- DATA FOR THE TASK:

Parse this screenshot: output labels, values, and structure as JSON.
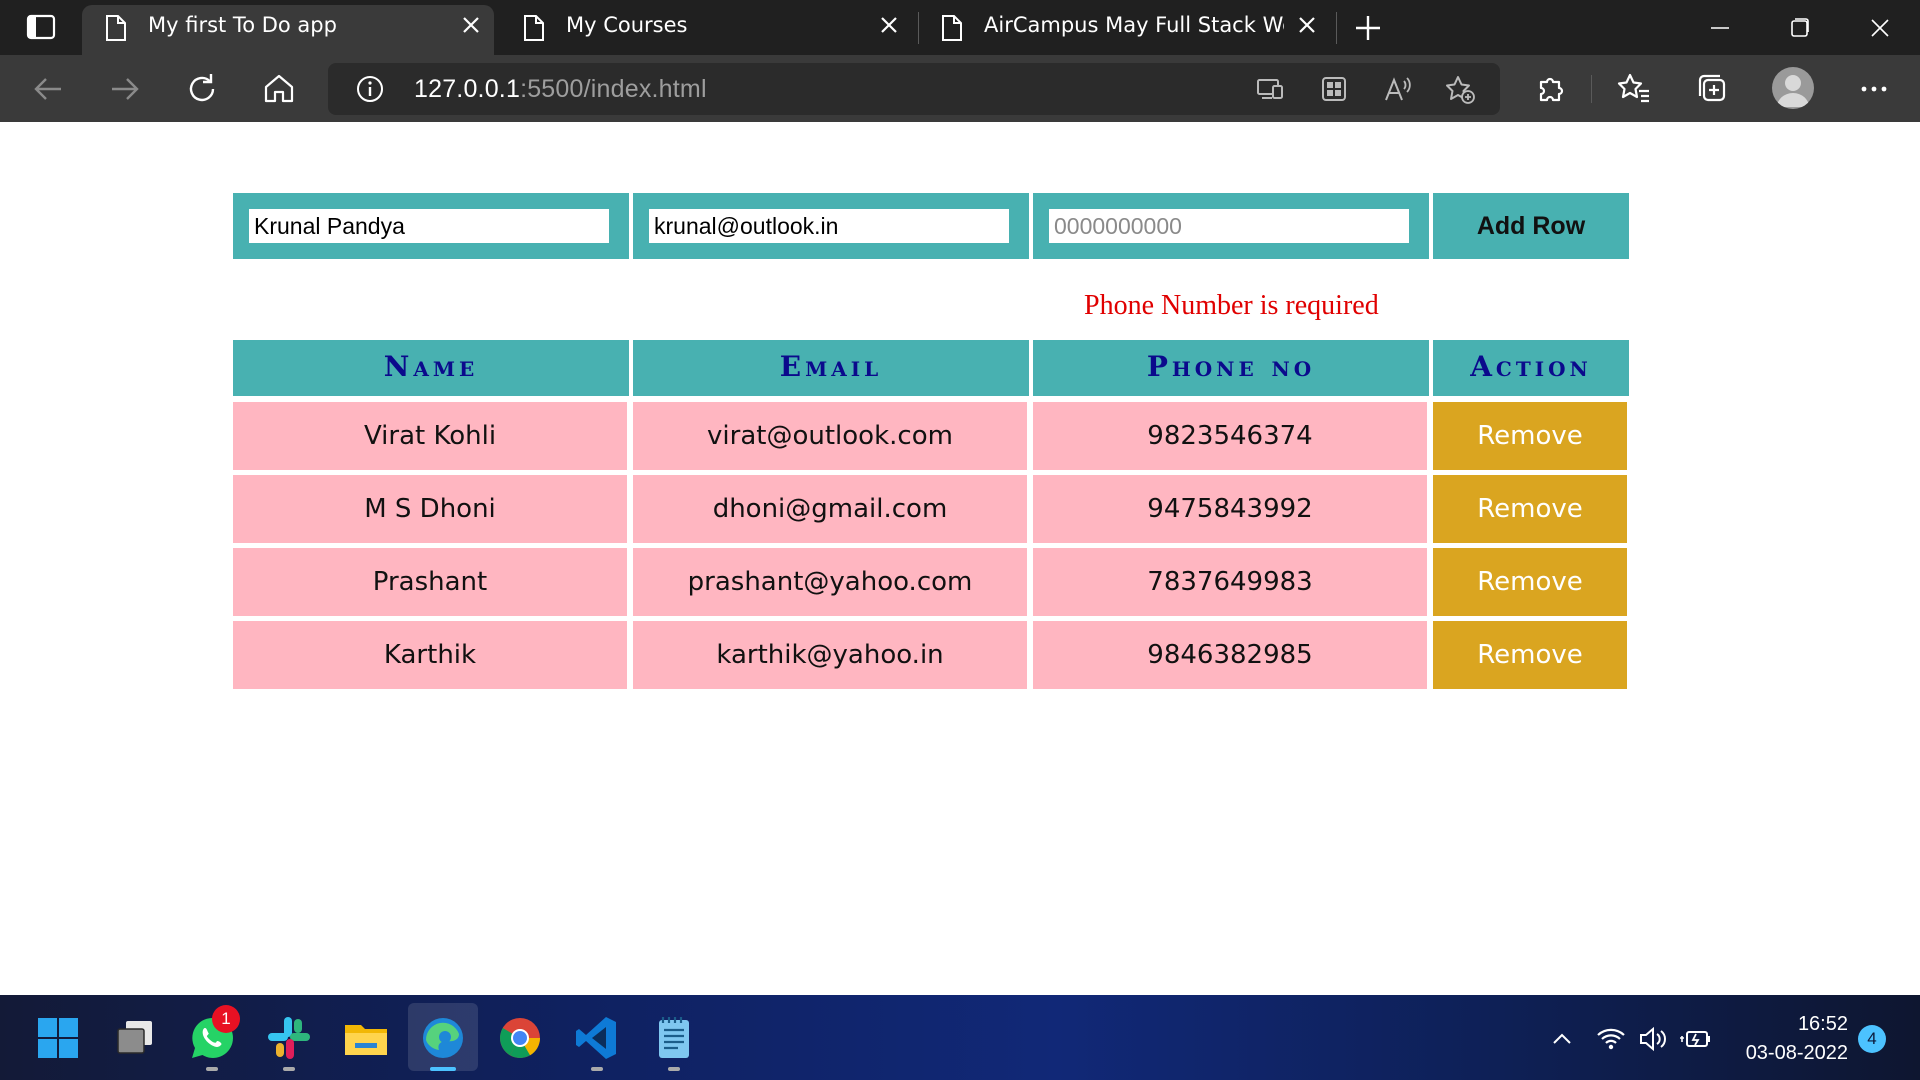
{
  "browser": {
    "tabs": [
      {
        "title": "My first To Do app",
        "active": true
      },
      {
        "title": "My Courses",
        "active": false
      },
      {
        "title": "AirCampus May Full Stack Web D",
        "active": false
      }
    ],
    "address": {
      "host": "127.0.0.1",
      "rest": ":5500/index.html"
    }
  },
  "form": {
    "name_value": "Krunal Pandya",
    "email_value": "krunal@outlook.in",
    "phone_value": "",
    "phone_placeholder": "0000000000",
    "add_label": "Add Row",
    "error": "Phone Number is required"
  },
  "table": {
    "headers": [
      "Name",
      "Email",
      "Phone no",
      "Action"
    ],
    "rows": [
      {
        "name": "Virat Kohli",
        "email": "virat@outlook.com",
        "phone": "9823546374",
        "action": "Remove"
      },
      {
        "name": "M S Dhoni",
        "email": "dhoni@gmail.com",
        "phone": "9475843992",
        "action": "Remove"
      },
      {
        "name": "Prashant",
        "email": "prashant@yahoo.com",
        "phone": "7837649983",
        "action": "Remove"
      },
      {
        "name": "Karthik",
        "email": "karthik@yahoo.in",
        "phone": "9846382985",
        "action": "Remove"
      }
    ]
  },
  "taskbar": {
    "apps": [
      "windows-start",
      "task-view",
      "whatsapp",
      "slack",
      "file-explorer",
      "edge",
      "chrome",
      "vscode",
      "notepad"
    ],
    "whatsapp_badge": "1",
    "time": "16:52",
    "date": "03-08-2022",
    "notifications": "4"
  },
  "colors": {
    "teal": "#48b1b1",
    "pink": "#ffb6c1",
    "gold": "#daa520",
    "header_text": "#0b0a8c",
    "error": "#e00000"
  }
}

- REQUIREMENT:
Repeat each entry exactly as given; no pictures belong in the copy.

- WRITTEN SOLUTION:
Parse this screenshot: output labels, values, and structure as JSON.
{
  "browser": {
    "tabs": [
      {
        "title": "My first To Do app",
        "active": true
      },
      {
        "title": "My Courses",
        "active": false
      },
      {
        "title": "AirCampus May Full Stack Web D",
        "active": false
      }
    ],
    "address": {
      "host": "127.0.0.1",
      "rest": ":5500/index.html"
    }
  },
  "form": {
    "name_value": "Krunal Pandya",
    "email_value": "krunal@outlook.in",
    "phone_value": "",
    "phone_placeholder": "0000000000",
    "add_label": "Add Row",
    "error": "Phone Number is required"
  },
  "table": {
    "headers": [
      "Name",
      "Email",
      "Phone no",
      "Action"
    ],
    "rows": [
      {
        "name": "Virat Kohli",
        "email": "virat@outlook.com",
        "phone": "9823546374",
        "action": "Remove"
      },
      {
        "name": "M S Dhoni",
        "email": "dhoni@gmail.com",
        "phone": "9475843992",
        "action": "Remove"
      },
      {
        "name": "Prashant",
        "email": "prashant@yahoo.com",
        "phone": "7837649983",
        "action": "Remove"
      },
      {
        "name": "Karthik",
        "email": "karthik@yahoo.in",
        "phone": "9846382985",
        "action": "Remove"
      }
    ]
  },
  "taskbar": {
    "apps": [
      "windows-start",
      "task-view",
      "whatsapp",
      "slack",
      "file-explorer",
      "edge",
      "chrome",
      "vscode",
      "notepad"
    ],
    "whatsapp_badge": "1",
    "time": "16:52",
    "date": "03-08-2022",
    "notifications": "4"
  },
  "colors": {
    "teal": "#48b1b1",
    "pink": "#ffb6c1",
    "gold": "#daa520",
    "header_text": "#0b0a8c",
    "error": "#e00000"
  }
}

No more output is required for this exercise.